The request:
Figure out how many lines of the material below contain the word "Transparencia". Answer with the number only.

Dataset records:
>>

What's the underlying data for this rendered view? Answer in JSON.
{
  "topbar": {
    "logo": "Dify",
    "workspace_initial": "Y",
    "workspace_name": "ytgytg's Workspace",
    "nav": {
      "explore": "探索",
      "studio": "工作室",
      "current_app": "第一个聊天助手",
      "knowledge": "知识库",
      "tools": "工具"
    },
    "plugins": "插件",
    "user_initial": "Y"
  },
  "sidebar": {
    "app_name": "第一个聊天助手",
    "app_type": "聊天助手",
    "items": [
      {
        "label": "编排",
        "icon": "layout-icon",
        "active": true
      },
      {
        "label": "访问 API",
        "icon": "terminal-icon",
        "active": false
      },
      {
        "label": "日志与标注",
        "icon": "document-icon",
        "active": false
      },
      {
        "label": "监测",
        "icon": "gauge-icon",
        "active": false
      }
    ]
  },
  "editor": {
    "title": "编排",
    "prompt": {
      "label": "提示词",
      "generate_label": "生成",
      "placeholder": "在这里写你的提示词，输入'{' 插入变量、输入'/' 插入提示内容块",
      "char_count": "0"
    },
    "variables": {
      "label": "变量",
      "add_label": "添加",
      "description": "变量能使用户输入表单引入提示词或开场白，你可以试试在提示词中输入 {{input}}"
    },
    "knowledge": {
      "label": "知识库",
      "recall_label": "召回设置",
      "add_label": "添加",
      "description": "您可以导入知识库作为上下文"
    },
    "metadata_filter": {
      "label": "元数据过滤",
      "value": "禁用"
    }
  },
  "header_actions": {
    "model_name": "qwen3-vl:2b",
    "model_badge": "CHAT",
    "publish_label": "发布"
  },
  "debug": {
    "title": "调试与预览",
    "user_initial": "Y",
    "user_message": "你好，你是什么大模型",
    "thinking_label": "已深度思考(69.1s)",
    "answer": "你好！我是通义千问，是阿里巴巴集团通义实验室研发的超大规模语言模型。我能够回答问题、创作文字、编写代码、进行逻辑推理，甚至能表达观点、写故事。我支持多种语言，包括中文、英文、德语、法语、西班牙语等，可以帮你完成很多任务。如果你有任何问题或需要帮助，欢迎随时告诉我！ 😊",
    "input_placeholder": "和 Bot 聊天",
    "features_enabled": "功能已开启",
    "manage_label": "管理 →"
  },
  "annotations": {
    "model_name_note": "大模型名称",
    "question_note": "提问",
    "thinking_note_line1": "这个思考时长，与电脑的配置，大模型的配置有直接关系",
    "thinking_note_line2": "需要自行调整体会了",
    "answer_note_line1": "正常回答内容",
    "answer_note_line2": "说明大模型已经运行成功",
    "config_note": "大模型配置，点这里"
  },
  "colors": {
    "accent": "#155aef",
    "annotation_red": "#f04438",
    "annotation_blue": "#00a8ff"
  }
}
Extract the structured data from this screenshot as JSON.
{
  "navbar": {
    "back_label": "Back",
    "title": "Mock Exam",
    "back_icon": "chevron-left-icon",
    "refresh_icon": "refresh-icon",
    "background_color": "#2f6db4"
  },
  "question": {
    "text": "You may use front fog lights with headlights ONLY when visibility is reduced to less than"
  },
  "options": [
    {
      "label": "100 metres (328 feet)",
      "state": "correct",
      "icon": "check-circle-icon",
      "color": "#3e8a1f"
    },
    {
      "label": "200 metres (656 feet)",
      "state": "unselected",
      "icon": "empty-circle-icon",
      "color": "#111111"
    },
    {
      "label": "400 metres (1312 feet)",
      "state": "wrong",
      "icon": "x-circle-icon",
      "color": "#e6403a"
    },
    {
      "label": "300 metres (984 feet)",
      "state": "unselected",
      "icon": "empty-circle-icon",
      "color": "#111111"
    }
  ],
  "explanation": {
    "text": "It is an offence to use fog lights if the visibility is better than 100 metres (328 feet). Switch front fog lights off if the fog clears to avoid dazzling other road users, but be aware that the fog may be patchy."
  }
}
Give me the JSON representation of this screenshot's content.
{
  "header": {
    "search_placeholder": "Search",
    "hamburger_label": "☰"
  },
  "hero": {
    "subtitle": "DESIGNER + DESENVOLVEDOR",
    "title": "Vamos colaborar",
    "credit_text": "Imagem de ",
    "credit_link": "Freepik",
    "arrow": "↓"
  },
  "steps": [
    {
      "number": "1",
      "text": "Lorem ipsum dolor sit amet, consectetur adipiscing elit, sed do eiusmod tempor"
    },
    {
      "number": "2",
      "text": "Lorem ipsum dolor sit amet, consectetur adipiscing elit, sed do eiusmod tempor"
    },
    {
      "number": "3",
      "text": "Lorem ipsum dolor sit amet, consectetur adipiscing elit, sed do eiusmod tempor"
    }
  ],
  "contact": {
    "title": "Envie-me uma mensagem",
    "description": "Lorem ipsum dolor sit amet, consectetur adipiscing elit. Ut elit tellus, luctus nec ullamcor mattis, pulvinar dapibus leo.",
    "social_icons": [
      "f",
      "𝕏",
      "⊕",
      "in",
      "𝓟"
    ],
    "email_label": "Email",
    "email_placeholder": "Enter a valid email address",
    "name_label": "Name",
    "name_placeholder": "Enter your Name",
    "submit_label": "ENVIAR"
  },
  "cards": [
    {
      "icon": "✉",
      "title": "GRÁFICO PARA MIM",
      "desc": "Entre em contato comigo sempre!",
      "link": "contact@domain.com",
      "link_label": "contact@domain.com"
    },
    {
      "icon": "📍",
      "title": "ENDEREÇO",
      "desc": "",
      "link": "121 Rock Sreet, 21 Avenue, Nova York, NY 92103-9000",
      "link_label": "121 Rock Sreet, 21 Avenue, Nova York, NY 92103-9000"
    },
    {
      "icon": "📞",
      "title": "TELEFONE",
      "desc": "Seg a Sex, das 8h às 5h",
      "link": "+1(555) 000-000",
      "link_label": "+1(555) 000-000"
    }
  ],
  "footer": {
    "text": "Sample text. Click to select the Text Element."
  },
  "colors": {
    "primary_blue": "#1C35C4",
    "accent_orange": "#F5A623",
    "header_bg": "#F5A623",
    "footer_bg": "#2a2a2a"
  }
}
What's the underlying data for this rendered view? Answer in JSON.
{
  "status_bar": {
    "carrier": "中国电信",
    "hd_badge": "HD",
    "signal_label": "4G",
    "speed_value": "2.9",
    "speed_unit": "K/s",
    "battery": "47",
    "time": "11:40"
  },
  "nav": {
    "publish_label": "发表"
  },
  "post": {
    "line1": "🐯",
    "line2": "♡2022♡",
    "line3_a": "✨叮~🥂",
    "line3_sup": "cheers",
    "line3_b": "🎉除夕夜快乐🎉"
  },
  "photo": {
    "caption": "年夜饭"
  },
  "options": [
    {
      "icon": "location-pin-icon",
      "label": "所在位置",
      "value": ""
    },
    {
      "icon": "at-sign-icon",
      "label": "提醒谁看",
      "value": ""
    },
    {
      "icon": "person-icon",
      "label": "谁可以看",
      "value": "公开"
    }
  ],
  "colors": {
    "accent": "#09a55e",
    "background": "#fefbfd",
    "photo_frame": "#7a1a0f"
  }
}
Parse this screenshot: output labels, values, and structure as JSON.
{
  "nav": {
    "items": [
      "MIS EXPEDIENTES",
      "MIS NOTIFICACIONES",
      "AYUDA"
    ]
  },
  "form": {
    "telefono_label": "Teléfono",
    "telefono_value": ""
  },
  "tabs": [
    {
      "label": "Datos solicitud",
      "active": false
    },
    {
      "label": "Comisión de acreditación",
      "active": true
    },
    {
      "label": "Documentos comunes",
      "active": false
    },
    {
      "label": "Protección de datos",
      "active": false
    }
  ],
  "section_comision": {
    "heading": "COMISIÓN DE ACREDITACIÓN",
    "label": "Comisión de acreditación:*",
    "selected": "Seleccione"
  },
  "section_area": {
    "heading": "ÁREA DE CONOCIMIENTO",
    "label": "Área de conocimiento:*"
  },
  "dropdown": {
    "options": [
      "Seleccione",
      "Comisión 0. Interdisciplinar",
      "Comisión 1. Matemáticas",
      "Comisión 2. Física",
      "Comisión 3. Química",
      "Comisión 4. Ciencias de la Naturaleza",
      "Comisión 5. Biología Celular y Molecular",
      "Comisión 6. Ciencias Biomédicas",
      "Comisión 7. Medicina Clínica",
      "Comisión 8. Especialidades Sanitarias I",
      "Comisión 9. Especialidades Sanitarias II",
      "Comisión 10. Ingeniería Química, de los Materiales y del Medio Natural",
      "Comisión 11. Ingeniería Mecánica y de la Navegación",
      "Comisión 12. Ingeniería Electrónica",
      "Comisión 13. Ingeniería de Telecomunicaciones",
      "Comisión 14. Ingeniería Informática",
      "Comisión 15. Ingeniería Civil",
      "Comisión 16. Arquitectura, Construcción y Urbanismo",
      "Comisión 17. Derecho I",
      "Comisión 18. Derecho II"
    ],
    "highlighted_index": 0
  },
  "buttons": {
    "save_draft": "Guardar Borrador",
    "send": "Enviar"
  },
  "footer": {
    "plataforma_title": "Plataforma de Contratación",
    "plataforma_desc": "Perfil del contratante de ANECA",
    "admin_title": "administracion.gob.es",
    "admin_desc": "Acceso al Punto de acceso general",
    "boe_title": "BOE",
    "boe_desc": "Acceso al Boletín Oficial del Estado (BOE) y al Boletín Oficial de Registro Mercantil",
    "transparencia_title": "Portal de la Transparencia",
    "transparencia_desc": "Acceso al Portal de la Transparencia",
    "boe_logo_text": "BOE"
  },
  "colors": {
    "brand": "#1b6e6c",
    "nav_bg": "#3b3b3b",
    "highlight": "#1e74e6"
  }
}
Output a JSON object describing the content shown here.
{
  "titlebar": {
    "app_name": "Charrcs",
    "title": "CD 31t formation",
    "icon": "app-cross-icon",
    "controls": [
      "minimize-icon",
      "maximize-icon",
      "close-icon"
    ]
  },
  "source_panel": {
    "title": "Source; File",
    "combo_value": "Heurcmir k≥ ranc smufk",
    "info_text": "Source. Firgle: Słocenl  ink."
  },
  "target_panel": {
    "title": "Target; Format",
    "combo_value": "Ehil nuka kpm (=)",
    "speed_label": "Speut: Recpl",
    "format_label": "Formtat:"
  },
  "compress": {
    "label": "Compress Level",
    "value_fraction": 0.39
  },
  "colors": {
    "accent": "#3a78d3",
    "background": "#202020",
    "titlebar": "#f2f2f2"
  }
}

<<

Task output:
2